#### [Data shown]

_____

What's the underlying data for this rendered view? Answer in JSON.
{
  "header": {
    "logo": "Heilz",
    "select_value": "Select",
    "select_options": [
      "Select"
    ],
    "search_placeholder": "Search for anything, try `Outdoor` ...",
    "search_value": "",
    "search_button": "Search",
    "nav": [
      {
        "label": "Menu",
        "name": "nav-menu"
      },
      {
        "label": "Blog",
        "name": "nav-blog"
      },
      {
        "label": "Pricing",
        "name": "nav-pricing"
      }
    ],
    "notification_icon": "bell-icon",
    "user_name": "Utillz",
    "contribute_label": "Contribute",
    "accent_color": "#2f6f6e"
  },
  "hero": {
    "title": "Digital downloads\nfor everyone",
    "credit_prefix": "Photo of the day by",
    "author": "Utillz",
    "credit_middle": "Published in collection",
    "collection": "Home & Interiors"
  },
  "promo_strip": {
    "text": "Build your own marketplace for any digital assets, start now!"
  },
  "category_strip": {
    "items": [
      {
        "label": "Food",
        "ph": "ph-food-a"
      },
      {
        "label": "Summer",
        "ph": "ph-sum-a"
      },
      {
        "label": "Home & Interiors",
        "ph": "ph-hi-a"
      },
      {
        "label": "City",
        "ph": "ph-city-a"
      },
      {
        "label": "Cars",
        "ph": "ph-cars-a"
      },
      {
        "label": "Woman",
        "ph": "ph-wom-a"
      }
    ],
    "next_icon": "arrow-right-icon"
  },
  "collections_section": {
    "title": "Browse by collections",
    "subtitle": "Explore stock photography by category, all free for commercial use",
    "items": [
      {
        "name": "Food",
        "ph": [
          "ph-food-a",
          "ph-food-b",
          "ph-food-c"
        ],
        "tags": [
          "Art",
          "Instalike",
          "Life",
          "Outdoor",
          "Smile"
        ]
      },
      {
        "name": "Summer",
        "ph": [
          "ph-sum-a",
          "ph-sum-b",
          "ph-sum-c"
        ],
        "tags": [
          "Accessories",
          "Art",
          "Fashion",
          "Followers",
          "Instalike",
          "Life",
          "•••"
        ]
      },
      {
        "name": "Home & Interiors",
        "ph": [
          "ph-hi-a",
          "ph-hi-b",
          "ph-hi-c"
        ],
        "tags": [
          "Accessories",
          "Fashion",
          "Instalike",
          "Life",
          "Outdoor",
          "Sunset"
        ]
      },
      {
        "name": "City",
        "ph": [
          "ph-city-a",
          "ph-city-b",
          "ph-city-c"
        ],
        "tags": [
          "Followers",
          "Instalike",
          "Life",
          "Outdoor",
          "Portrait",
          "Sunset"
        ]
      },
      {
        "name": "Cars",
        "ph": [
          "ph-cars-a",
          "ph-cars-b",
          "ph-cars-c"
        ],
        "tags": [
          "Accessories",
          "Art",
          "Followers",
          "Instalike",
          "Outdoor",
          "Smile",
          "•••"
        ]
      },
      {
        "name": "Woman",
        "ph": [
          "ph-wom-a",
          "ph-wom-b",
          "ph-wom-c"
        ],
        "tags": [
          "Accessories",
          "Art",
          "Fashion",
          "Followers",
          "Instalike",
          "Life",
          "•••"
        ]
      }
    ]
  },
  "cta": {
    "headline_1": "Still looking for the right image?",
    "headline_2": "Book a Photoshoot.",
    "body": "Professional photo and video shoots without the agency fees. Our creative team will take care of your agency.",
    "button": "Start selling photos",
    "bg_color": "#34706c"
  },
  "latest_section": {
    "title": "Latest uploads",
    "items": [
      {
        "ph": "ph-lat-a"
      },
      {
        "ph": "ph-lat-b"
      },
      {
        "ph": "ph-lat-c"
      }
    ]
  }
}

_____

Copy the material above verbatim.

What's the underlying data for this rendered view? Answer in JSON.
{
  "header": {
    "logo": "Heilz",
    "select_value": "Select",
    "select_options": [
      "Select"
    ],
    "search_placeholder": "Search for anything, try `Outdoor` ...",
    "search_value": "",
    "search_button": "Search",
    "nav": [
      {
        "label": "Menu",
        "name": "nav-menu"
      },
      {
        "label": "Blog",
        "name": "nav-blog"
      },
      {
        "label": "Pricing",
        "name": "nav-pricing"
      }
    ],
    "notification_icon": "bell-icon",
    "user_name": "Utillz",
    "contribute_label": "Contribute",
    "accent_color": "#2f6f6e"
  },
  "hero": {
    "title": "Digital downloads\nfor everyone",
    "credit_prefix": "Photo of the day by",
    "author": "Utillz",
    "credit_middle": "Published in collection",
    "collection": "Home & Interiors"
  },
  "promo_strip": {
    "text": "Build your own marketplace for any digital assets, start now!"
  },
  "category_strip": {
    "items": [
      {
        "label": "Food",
        "ph": "ph-food-a"
      },
      {
        "label": "Summer",
        "ph": "ph-sum-a"
      },
      {
        "label": "Home & Interiors",
        "ph": "ph-hi-a"
      },
      {
        "label": "City",
        "ph": "ph-city-a"
      },
      {
        "label": "Cars",
        "ph": "ph-cars-a"
      },
      {
        "label": "Woman",
        "ph": "ph-wom-a"
      }
    ],
    "next_icon": "arrow-right-icon"
  },
  "collections_section": {
    "title": "Browse by collections",
    "subtitle": "Explore stock photography by category, all free for commercial use",
    "items": [
      {
        "name": "Food",
        "ph": [
          "ph-food-a",
          "ph-food-b",
          "ph-food-c"
        ],
        "tags": [
          "Art",
          "Instalike",
          "Life",
          "Outdoor",
          "Smile"
        ]
      },
      {
        "name": "Summer",
        "ph": [
          "ph-sum-a",
          "ph-sum-b",
          "ph-sum-c"
        ],
        "tags": [
          "Accessories",
          "Art",
          "Fashion",
          "Followers",
          "Instalike",
          "Life",
          "•••"
        ]
      },
      {
        "name": "Home & Interiors",
        "ph": [
          "ph-hi-a",
          "ph-hi-b",
          "ph-hi-c"
        ],
        "tags": [
          "Accessories",
          "Fashion",
          "Instalike",
          "Life",
          "Outdoor",
          "Sunset"
        ]
      },
      {
        "name": "City",
        "ph": [
          "ph-city-a",
          "ph-city-b",
          "ph-city-c"
        ],
        "tags": [
          "Followers",
          "Instalike",
          "Life",
          "Outdoor",
          "Portrait",
          "Sunset"
        ]
      },
      {
        "name": "Cars",
        "ph": [
          "ph-cars-a",
          "ph-cars-b",
          "ph-cars-c"
        ],
        "tags": [
          "Accessories",
          "Art",
          "Followers",
          "Instalike",
          "Outdoor",
          "Smile",
          "•••"
        ]
      },
      {
        "name": "Woman",
        "ph": [
          "ph-wom-a",
          "ph-wom-b",
          "ph-wom-c"
        ],
        "tags": [
          "Accessories",
          "Art",
          "Fashion",
          "Followers",
          "Instalike",
          "Life",
          "•••"
        ]
      }
    ]
  },
  "cta": {
    "headline_1": "Still looking for the right image?",
    "headline_2": "Book a Photoshoot.",
    "body": "Professional photo and video shoots without the agency fees. Our creative team will take care of your agency.",
    "button": "Start selling photos",
    "bg_color": "#34706c"
  },
  "latest_section": {
    "title": "Latest uploads",
    "items": [
      {
        "ph": "ph-lat-a"
      },
      {
        "ph": "ph-lat-b"
      },
      {
        "ph": "ph-lat-c"
      }
    ]
  }
}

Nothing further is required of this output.